> [Records provided]

+-------+

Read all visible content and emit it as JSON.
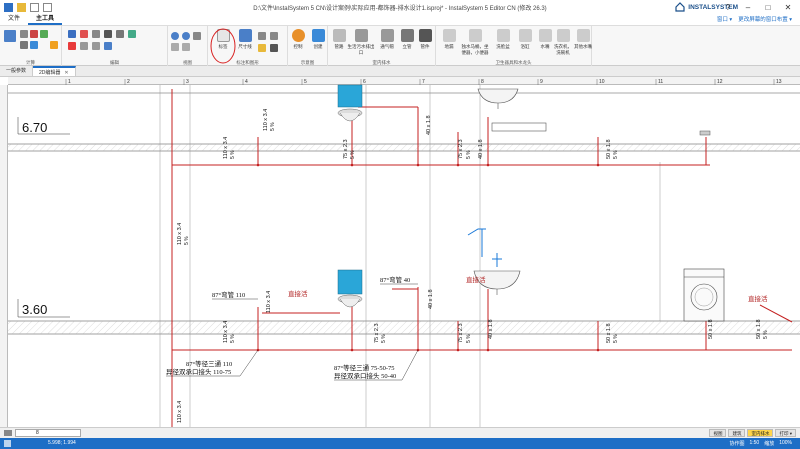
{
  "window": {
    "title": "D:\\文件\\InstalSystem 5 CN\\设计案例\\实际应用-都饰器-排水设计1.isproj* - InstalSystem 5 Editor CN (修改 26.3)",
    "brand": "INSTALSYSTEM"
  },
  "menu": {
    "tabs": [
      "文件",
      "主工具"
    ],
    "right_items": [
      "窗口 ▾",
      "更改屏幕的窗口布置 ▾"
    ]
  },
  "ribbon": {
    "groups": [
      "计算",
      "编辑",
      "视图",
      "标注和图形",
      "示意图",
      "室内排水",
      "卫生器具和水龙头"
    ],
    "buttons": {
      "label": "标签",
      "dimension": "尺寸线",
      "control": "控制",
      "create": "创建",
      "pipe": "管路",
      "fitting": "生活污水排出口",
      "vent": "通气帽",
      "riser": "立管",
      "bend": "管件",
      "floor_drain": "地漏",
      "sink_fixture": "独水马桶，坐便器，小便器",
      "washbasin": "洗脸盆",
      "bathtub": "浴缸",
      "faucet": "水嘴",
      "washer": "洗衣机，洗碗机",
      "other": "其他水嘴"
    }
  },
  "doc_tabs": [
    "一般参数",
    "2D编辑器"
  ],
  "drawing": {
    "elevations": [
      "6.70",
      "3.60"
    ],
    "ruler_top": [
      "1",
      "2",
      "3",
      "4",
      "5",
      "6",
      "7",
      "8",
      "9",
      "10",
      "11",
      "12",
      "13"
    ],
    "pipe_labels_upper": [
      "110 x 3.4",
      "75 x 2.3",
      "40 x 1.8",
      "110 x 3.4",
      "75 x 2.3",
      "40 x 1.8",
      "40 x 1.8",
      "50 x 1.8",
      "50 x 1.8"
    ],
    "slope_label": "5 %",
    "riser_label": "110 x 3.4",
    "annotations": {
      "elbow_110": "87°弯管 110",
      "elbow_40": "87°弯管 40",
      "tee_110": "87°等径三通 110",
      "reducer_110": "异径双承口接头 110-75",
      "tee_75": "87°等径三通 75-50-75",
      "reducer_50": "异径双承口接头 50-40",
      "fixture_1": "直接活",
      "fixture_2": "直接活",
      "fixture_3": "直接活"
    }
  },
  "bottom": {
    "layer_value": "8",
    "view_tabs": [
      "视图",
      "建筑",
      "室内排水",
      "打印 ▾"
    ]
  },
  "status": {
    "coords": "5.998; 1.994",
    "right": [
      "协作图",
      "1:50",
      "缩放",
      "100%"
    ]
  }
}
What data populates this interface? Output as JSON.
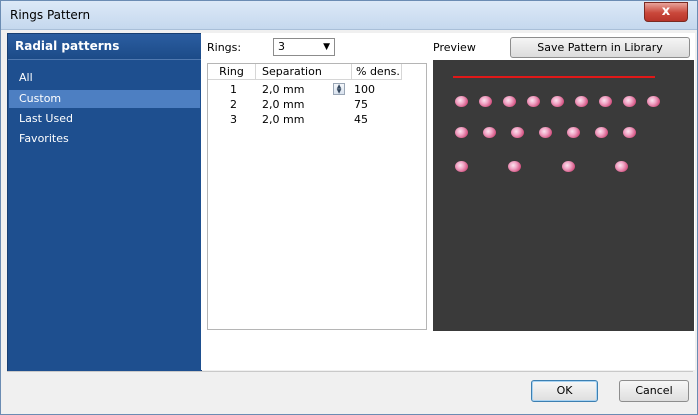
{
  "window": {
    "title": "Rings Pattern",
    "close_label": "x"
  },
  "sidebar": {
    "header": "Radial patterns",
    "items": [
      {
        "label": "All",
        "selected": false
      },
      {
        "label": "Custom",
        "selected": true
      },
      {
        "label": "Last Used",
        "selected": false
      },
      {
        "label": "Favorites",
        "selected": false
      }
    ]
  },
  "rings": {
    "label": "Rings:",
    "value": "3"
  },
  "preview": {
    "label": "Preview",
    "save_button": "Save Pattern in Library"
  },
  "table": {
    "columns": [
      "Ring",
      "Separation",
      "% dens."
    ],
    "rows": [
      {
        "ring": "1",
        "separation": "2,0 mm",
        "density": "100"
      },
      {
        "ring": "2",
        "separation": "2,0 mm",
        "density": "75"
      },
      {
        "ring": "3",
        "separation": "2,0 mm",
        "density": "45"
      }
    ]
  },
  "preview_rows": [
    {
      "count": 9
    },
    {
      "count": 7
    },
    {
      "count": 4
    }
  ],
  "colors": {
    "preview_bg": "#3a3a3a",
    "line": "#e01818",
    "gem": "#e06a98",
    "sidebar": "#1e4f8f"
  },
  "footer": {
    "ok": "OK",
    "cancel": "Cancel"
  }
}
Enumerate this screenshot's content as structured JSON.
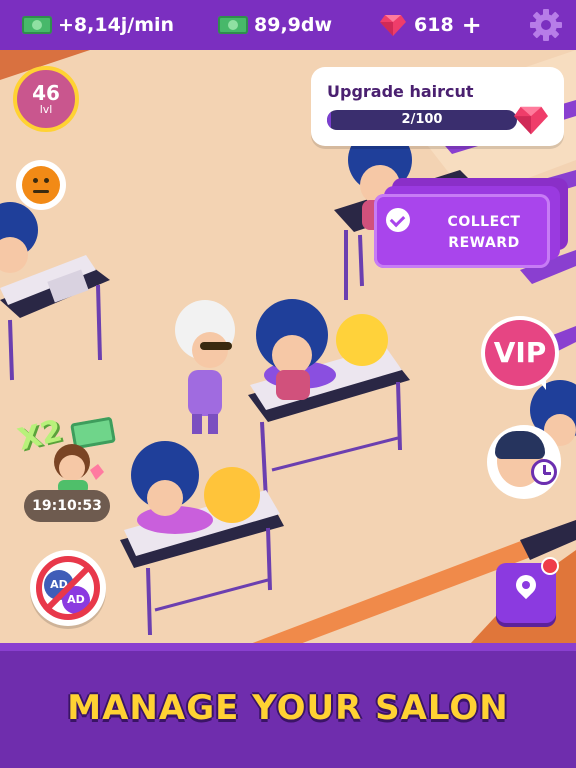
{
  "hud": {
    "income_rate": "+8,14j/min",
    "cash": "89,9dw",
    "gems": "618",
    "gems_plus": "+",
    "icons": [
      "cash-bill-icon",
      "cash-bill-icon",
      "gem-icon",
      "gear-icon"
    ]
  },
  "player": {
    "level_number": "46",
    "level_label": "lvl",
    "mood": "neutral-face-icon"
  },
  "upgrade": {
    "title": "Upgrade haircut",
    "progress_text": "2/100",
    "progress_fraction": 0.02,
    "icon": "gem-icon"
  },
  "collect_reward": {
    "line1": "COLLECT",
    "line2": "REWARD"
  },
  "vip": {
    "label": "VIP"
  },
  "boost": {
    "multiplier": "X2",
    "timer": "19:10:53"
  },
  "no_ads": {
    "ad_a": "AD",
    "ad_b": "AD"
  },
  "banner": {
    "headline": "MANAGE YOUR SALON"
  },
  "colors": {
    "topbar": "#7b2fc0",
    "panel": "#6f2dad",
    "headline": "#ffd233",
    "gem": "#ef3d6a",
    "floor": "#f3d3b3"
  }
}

+-------+

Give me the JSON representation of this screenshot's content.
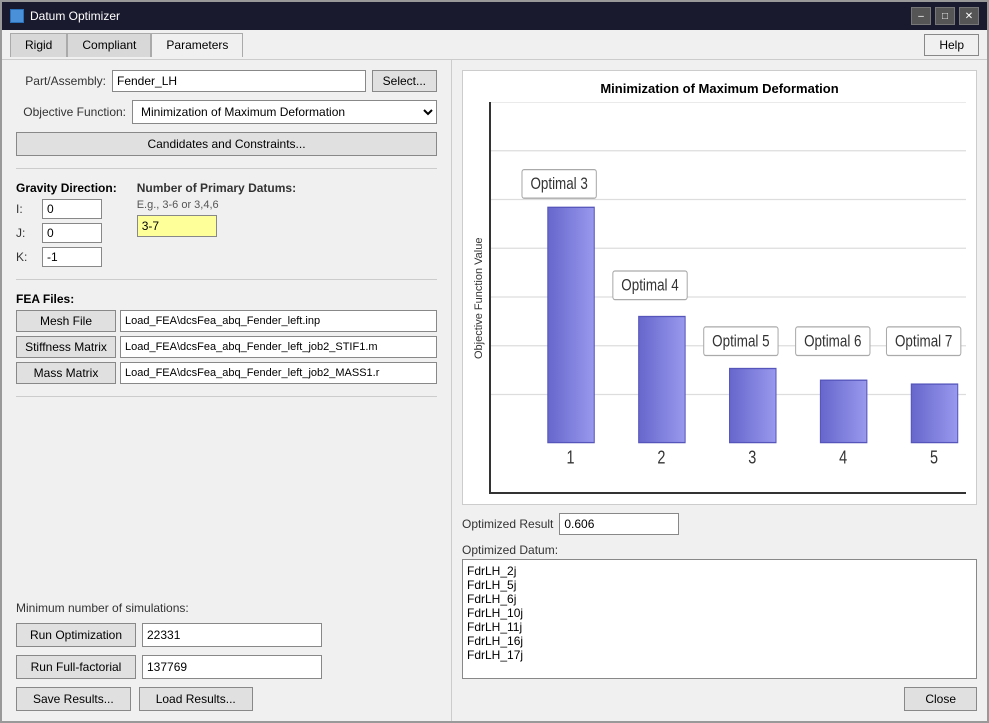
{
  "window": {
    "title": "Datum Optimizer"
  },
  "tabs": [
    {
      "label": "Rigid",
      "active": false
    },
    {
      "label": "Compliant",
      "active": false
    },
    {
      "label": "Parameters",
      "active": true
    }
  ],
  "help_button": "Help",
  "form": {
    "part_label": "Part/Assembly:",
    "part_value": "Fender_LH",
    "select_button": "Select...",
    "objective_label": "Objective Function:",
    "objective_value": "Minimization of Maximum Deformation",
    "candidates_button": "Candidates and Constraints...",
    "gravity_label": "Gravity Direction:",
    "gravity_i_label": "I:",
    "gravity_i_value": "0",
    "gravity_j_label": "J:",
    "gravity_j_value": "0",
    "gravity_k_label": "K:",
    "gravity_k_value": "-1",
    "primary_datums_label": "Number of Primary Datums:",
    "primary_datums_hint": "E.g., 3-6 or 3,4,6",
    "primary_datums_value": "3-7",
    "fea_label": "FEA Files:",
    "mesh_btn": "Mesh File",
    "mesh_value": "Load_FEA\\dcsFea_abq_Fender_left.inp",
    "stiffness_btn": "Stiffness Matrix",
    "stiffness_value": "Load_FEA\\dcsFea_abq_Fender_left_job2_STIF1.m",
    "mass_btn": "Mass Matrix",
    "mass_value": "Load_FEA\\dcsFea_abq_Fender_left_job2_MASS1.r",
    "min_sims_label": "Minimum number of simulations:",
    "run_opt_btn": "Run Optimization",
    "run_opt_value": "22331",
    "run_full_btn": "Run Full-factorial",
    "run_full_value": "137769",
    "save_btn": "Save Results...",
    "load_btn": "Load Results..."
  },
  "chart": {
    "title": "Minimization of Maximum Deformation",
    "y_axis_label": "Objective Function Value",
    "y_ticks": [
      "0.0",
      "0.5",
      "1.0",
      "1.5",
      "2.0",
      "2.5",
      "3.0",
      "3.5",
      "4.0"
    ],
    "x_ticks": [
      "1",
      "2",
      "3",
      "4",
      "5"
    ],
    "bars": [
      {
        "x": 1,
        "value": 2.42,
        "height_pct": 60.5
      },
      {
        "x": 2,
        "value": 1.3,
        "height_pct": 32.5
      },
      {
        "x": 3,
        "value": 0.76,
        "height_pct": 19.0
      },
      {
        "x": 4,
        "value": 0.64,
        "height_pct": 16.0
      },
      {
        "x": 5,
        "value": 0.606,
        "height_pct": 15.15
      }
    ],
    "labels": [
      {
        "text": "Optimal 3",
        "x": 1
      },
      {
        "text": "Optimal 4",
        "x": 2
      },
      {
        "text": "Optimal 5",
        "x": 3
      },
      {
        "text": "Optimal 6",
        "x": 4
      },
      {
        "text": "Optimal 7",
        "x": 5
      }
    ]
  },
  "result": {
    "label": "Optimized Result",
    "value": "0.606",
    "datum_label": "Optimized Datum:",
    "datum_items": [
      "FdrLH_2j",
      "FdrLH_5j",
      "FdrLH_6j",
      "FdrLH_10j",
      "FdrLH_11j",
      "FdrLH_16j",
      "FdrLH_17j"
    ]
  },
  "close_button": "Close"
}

+-------+

> [Set task] Pull out every line of the records that includes the string "Maximum".

> [Correct result]
    "objective_value": "Minimization of Maximum Deformation",
    "title": "Minimization of Maximum Deformation",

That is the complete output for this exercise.